-- Start of Dataset records --

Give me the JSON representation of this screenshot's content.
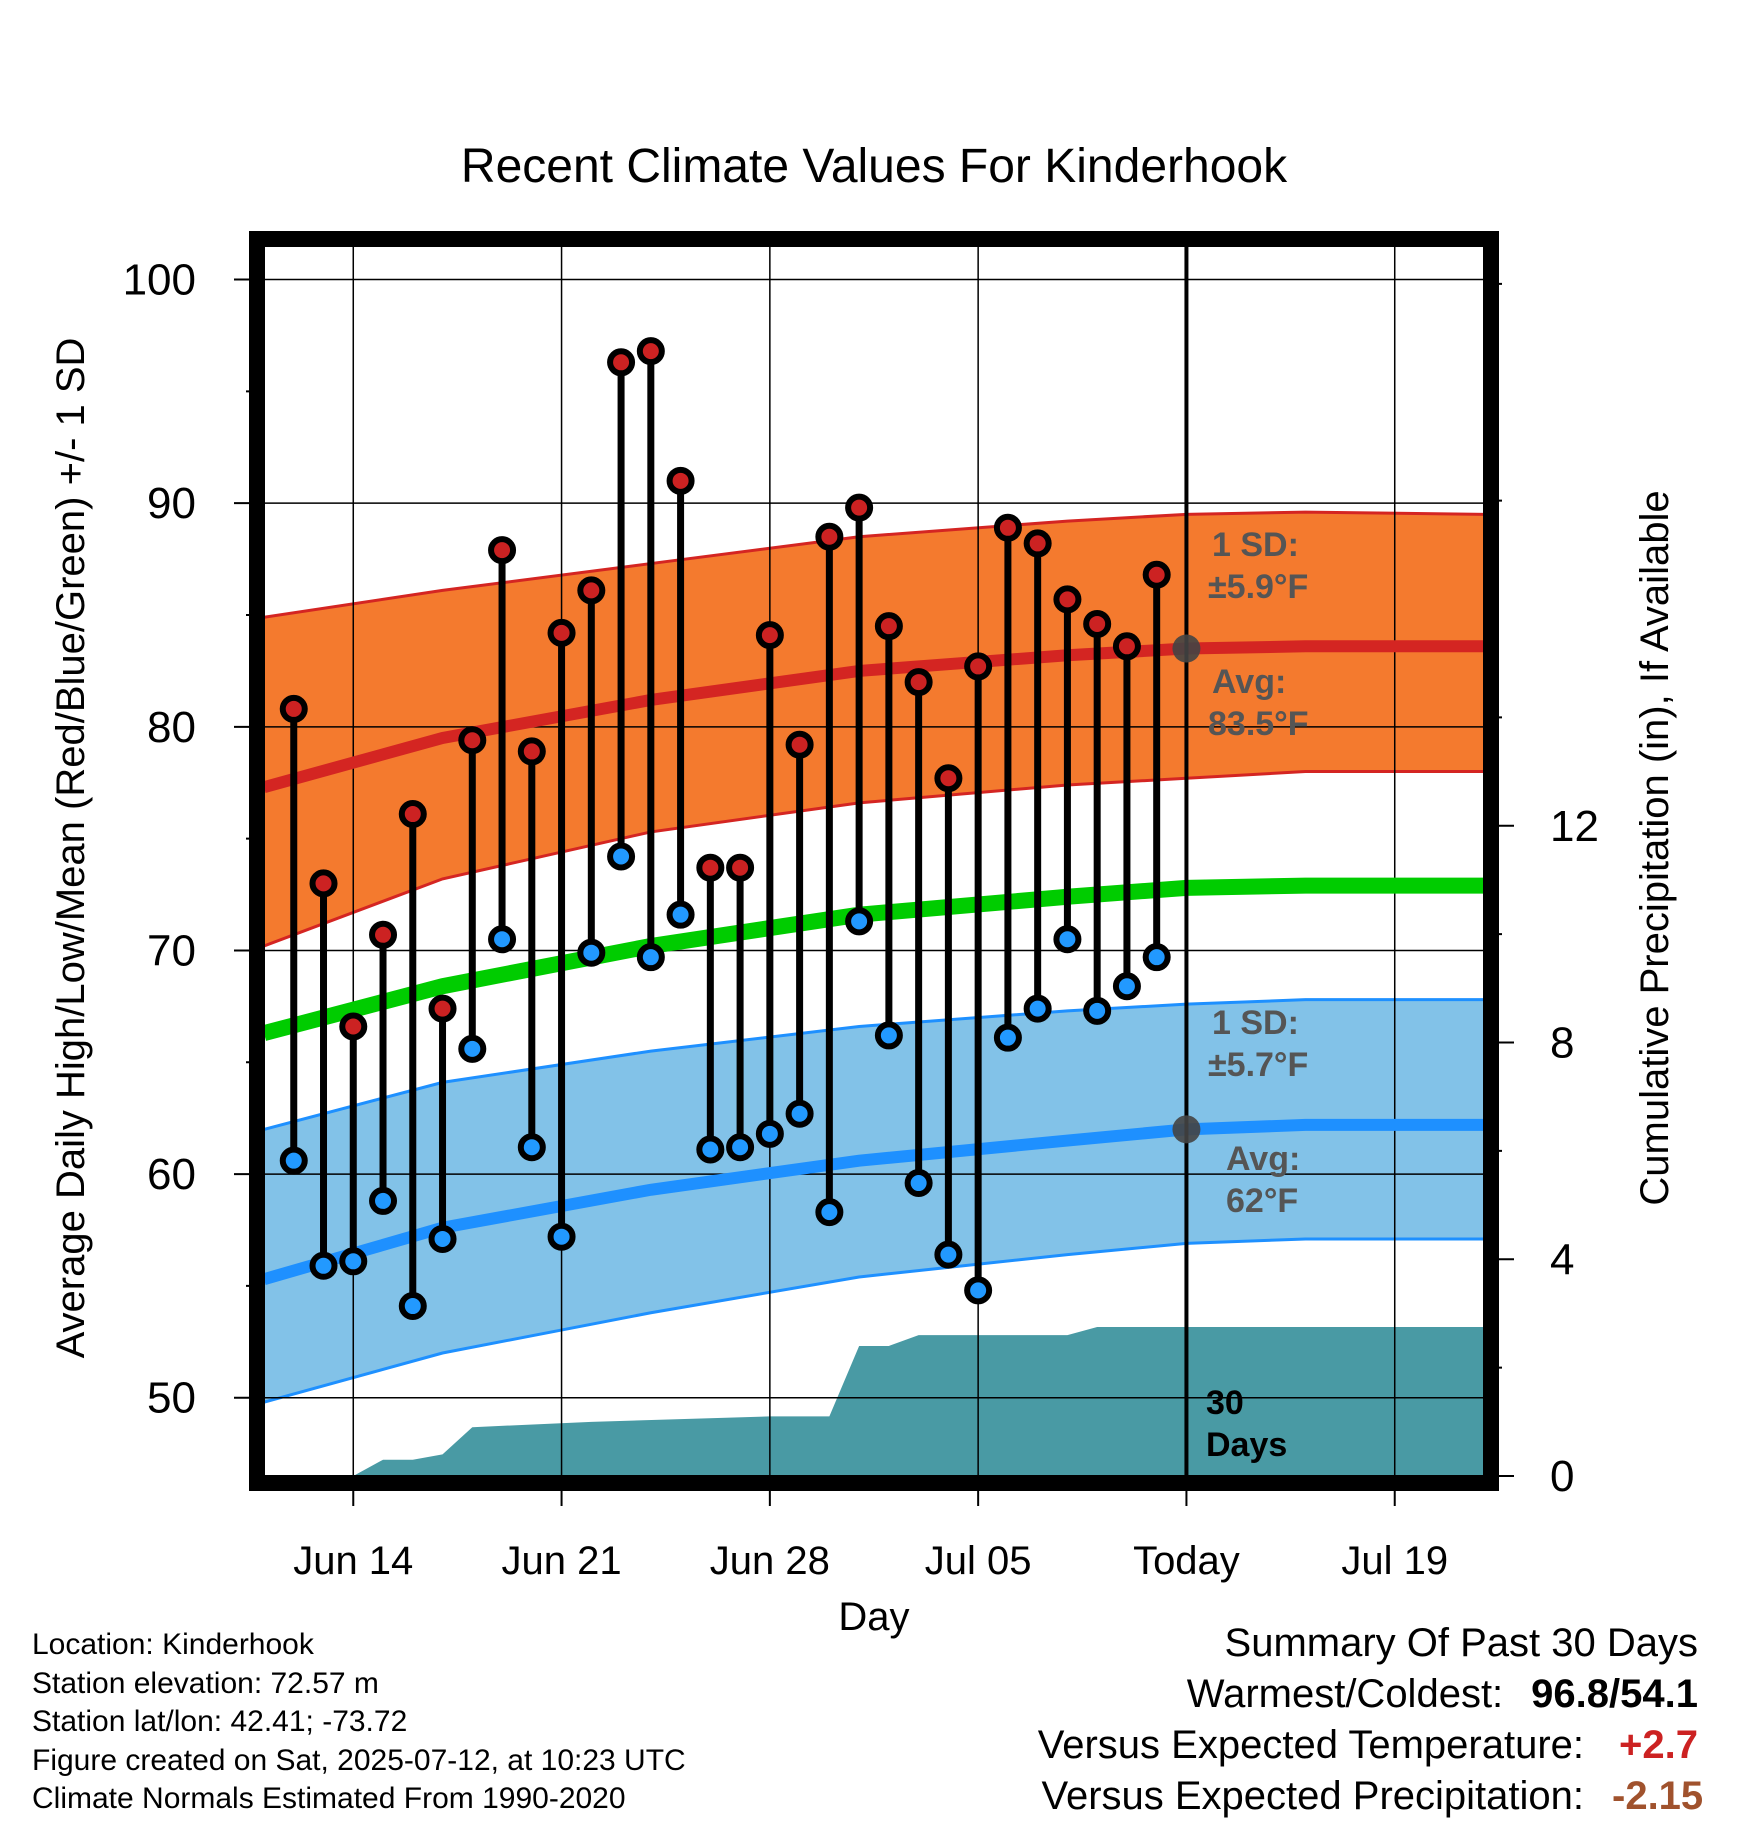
{
  "title": "Recent Climate Values For Kinderhook",
  "left_axis_label": "Average Daily High/Low/Mean (Red/Blue/Green) +/- 1 SD",
  "right_axis_label": "Cumulative Precipitation (in), If Available",
  "x_axis_label": "Day",
  "annotations": {
    "high_sd_line1": "1 SD:",
    "high_sd_line2": "±5.9°F",
    "high_avg_line1": "Avg:",
    "high_avg_line2": "83.5°F",
    "low_sd_line1": "1 SD:",
    "low_sd_line2": "±5.7°F",
    "low_avg_line1": "Avg:",
    "low_avg_line2": "62°F",
    "precip_line1": "30",
    "precip_line2": "Days"
  },
  "metadata": {
    "location": "Location: Kinderhook",
    "elevation": "Station elevation: 72.57 m",
    "latlon": "Station lat/lon: 42.41; -73.72",
    "created": "Figure created on Sat, 2025-07-12, at 10:23 UTC",
    "normals": "Climate Normals Estimated From 1990-2020"
  },
  "summary": {
    "heading": "Summary Of Past 30 Days",
    "warmest_coldest_label": "Warmest/Coldest:",
    "warmest_coldest_value": "96.8/54.1",
    "temp_label": "Versus Expected Temperature:",
    "temp_value": "+2.7",
    "precip_label": "Versus Expected Precipitation:",
    "precip_value": "-2.15"
  },
  "colors": {
    "high_band": "#f47a2e",
    "high_avg": "#d42522",
    "mean_line": "#00cc00",
    "low_band": "#82c2e8",
    "low_avg": "#1e90ff",
    "precip_fill": "#499aa4",
    "high_dot": "#cc2222",
    "low_dot": "#2299ff",
    "annotation_text": "#555555",
    "temp_positive": "#cc2222",
    "precip_negative": "#a0522d"
  },
  "chart_data": {
    "type": "line",
    "x_axis": {
      "type": "date",
      "range": [
        "2025-06-11",
        "2025-07-22"
      ],
      "tick_labels": [
        {
          "date": "2025-06-14",
          "label": "Jun 14"
        },
        {
          "date": "2025-06-21",
          "label": "Jun 21"
        },
        {
          "date": "2025-06-28",
          "label": "Jun 28"
        },
        {
          "date": "2025-07-05",
          "label": "Jul 05"
        },
        {
          "date": "2025-07-12",
          "label": "Today"
        },
        {
          "date": "2025-07-19",
          "label": "Jul 19"
        }
      ],
      "today": "2025-07-12"
    },
    "y_left": {
      "range": [
        46.5,
        101.5
      ],
      "ticks": [
        50,
        60,
        70,
        80,
        90,
        100
      ]
    },
    "y_right": {
      "range": [
        0,
        22.7
      ],
      "ticks": [
        0,
        4,
        8,
        12
      ]
    },
    "grid": true,
    "daily_observations": [
      {
        "date": "2025-06-12",
        "high": 80.8,
        "low": 60.6
      },
      {
        "date": "2025-06-13",
        "high": 73.0,
        "low": 55.9
      },
      {
        "date": "2025-06-14",
        "high": 66.6,
        "low": 56.1
      },
      {
        "date": "2025-06-15",
        "high": 70.7,
        "low": 58.8
      },
      {
        "date": "2025-06-16",
        "high": 76.1,
        "low": 54.1
      },
      {
        "date": "2025-06-17",
        "high": 67.4,
        "low": 57.1
      },
      {
        "date": "2025-06-18",
        "high": 79.4,
        "low": 65.6
      },
      {
        "date": "2025-06-19",
        "high": 87.9,
        "low": 70.5
      },
      {
        "date": "2025-06-20",
        "high": 78.9,
        "low": 61.2
      },
      {
        "date": "2025-06-21",
        "high": 84.2,
        "low": 57.2
      },
      {
        "date": "2025-06-22",
        "high": 86.1,
        "low": 69.9
      },
      {
        "date": "2025-06-23",
        "high": 96.3,
        "low": 74.2
      },
      {
        "date": "2025-06-24",
        "high": 96.8,
        "low": 69.7
      },
      {
        "date": "2025-06-25",
        "high": 91.0,
        "low": 71.6
      },
      {
        "date": "2025-06-26",
        "high": 73.7,
        "low": 61.1
      },
      {
        "date": "2025-06-27",
        "high": 73.7,
        "low": 61.2
      },
      {
        "date": "2025-06-28",
        "high": 84.1,
        "low": 61.8
      },
      {
        "date": "2025-06-29",
        "high": 79.2,
        "low": 62.7
      },
      {
        "date": "2025-06-30",
        "high": 88.5,
        "low": 58.3
      },
      {
        "date": "2025-07-01",
        "high": 89.8,
        "low": 71.3
      },
      {
        "date": "2025-07-02",
        "high": 84.5,
        "low": 66.2
      },
      {
        "date": "2025-07-03",
        "high": 82.0,
        "low": 59.6
      },
      {
        "date": "2025-07-04",
        "high": 77.7,
        "low": 56.4
      },
      {
        "date": "2025-07-05",
        "high": 82.7,
        "low": 54.8
      },
      {
        "date": "2025-07-06",
        "high": 88.9,
        "low": 66.1
      },
      {
        "date": "2025-07-07",
        "high": 88.2,
        "low": 67.4
      },
      {
        "date": "2025-07-08",
        "high": 85.7,
        "low": 70.5
      },
      {
        "date": "2025-07-09",
        "high": 84.6,
        "low": 67.3
      },
      {
        "date": "2025-07-10",
        "high": 83.6,
        "low": 68.4
      },
      {
        "date": "2025-07-11",
        "high": 86.8,
        "low": 69.7
      }
    ],
    "normal_high": {
      "dates": [
        "2025-06-11",
        "2025-06-17",
        "2025-06-24",
        "2025-07-01",
        "2025-07-08",
        "2025-07-12",
        "2025-07-16",
        "2025-07-22"
      ],
      "values": [
        77.3,
        79.5,
        81.2,
        82.5,
        83.2,
        83.5,
        83.6,
        83.6
      ]
    },
    "normal_high_sd_band": {
      "dates": [
        "2025-06-11",
        "2025-06-17",
        "2025-06-24",
        "2025-07-01",
        "2025-07-08",
        "2025-07-12",
        "2025-07-16",
        "2025-07-22"
      ],
      "upper": [
        84.9,
        86.1,
        87.3,
        88.5,
        89.2,
        89.5,
        89.6,
        89.5
      ],
      "lower": [
        70.2,
        73.2,
        75.3,
        76.6,
        77.4,
        77.7,
        78.0,
        78.0
      ]
    },
    "normal_mean": {
      "dates": [
        "2025-06-11",
        "2025-06-17",
        "2025-06-24",
        "2025-07-01",
        "2025-07-08",
        "2025-07-12",
        "2025-07-16",
        "2025-07-22"
      ],
      "values": [
        66.3,
        68.4,
        70.2,
        71.6,
        72.4,
        72.8,
        72.9,
        72.9
      ]
    },
    "normal_low": {
      "dates": [
        "2025-06-11",
        "2025-06-17",
        "2025-06-24",
        "2025-07-01",
        "2025-07-08",
        "2025-07-12",
        "2025-07-16",
        "2025-07-22"
      ],
      "values": [
        55.3,
        57.6,
        59.3,
        60.6,
        61.5,
        62.0,
        62.2,
        62.2
      ]
    },
    "normal_low_sd_band": {
      "dates": [
        "2025-06-11",
        "2025-06-17",
        "2025-06-24",
        "2025-07-01",
        "2025-07-08",
        "2025-07-12",
        "2025-07-16",
        "2025-07-22"
      ],
      "upper": [
        62.0,
        64.1,
        65.5,
        66.6,
        67.3,
        67.6,
        67.8,
        67.8
      ],
      "lower": [
        49.8,
        52.0,
        53.8,
        55.4,
        56.4,
        56.9,
        57.1,
        57.1
      ]
    },
    "cumulative_precip": {
      "dates": [
        "2025-06-11",
        "2025-06-14",
        "2025-06-15",
        "2025-06-16",
        "2025-06-17",
        "2025-06-18",
        "2025-06-22",
        "2025-06-28",
        "2025-06-30",
        "2025-07-01",
        "2025-07-02",
        "2025-07-03",
        "2025-07-05",
        "2025-07-08",
        "2025-07-09",
        "2025-07-22"
      ],
      "values": [
        0,
        0,
        0.3,
        0.3,
        0.4,
        0.9,
        1.0,
        1.1,
        1.1,
        2.4,
        2.4,
        2.6,
        2.6,
        2.6,
        2.75,
        2.75
      ]
    },
    "reference_points": [
      {
        "date": "2025-07-12",
        "value": 83.5,
        "label": "high average today"
      },
      {
        "date": "2025-07-12",
        "value": 62.0,
        "label": "low average today"
      }
    ]
  }
}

-- End of Dataset records --

- _Requirement_
Search the entries for the word "Versus" and copy every line that has it.

- _The answer_
    "temp_label": "Versus Expected Temperature:",
    "precip_label": "Versus Expected Precipitation:",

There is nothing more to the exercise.